*EXERCISE GOAL*. Check each line below for the word "hebdomadaires" and give the number of lines that have it, nothing more.

*TASK INPUT*.
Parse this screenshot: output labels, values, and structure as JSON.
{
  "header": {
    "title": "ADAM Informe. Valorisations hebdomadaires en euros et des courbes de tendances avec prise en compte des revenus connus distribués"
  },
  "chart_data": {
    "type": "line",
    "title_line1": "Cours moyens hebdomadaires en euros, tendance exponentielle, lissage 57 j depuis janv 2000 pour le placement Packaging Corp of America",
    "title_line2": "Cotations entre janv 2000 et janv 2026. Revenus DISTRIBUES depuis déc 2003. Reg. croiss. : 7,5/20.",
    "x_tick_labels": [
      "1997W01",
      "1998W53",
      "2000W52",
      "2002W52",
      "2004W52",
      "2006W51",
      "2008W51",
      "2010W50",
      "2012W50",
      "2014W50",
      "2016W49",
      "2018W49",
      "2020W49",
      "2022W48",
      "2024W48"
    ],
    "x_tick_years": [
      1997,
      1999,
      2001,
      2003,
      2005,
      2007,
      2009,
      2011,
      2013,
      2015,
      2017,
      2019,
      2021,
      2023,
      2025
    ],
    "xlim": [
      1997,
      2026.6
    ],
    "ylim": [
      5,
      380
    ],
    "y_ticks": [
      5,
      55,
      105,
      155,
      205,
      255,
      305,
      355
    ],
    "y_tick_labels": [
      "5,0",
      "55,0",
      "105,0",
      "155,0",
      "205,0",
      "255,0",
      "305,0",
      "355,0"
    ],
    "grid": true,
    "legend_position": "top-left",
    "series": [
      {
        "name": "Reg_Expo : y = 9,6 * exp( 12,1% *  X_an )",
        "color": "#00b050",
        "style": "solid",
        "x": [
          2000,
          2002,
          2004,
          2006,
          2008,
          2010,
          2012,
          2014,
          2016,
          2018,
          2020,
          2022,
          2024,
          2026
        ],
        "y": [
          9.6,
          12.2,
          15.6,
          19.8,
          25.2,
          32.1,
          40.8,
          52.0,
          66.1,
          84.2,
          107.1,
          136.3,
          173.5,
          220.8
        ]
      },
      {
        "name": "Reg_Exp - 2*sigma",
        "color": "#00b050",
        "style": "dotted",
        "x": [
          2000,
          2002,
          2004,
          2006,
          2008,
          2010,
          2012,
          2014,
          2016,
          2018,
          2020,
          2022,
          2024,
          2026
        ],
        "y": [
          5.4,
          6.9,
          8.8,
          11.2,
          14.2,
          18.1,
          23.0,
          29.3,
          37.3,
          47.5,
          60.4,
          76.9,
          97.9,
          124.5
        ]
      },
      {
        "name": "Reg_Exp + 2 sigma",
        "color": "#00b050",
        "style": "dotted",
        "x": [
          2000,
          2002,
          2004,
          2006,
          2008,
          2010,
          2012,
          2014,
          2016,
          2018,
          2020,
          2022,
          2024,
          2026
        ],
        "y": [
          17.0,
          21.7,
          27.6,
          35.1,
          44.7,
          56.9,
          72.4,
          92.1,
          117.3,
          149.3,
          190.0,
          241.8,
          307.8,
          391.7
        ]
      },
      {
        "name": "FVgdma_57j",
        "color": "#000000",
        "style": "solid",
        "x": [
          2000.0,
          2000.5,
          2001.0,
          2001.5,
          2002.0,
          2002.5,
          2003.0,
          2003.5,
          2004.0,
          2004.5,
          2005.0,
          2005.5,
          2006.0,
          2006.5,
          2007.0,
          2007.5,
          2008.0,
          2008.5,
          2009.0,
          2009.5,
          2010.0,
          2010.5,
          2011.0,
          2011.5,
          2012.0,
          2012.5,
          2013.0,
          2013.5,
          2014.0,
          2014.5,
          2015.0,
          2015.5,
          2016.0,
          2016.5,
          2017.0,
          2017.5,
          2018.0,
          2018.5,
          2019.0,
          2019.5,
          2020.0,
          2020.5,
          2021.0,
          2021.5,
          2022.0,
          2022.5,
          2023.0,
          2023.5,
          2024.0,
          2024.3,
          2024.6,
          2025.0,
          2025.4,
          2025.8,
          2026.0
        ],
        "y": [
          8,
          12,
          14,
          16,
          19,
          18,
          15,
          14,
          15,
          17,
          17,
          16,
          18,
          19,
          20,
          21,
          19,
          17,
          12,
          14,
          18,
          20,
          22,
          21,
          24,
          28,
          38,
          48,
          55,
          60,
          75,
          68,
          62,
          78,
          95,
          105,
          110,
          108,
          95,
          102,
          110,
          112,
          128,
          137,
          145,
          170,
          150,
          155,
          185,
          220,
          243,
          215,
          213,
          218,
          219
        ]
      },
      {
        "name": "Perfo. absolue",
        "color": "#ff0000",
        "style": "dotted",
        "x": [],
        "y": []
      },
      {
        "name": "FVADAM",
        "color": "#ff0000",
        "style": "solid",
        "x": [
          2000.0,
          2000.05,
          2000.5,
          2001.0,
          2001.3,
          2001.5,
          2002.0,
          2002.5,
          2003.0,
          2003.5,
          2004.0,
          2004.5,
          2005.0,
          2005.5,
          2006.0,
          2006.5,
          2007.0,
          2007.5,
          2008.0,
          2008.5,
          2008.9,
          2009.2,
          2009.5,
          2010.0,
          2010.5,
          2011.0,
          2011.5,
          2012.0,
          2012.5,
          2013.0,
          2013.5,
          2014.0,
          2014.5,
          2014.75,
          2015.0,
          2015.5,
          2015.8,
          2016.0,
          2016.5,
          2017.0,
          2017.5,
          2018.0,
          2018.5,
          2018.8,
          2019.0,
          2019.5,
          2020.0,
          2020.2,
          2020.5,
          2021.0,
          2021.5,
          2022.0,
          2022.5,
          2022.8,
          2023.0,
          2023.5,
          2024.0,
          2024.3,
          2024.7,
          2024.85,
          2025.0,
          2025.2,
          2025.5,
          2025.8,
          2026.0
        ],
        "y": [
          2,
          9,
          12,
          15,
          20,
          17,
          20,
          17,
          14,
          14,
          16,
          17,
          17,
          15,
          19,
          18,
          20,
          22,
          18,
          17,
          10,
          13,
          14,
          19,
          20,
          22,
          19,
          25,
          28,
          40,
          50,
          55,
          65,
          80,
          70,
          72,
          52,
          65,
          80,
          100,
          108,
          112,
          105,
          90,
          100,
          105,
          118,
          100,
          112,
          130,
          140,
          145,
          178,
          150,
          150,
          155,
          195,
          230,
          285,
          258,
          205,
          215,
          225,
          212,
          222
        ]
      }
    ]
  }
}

*REPLY*. 2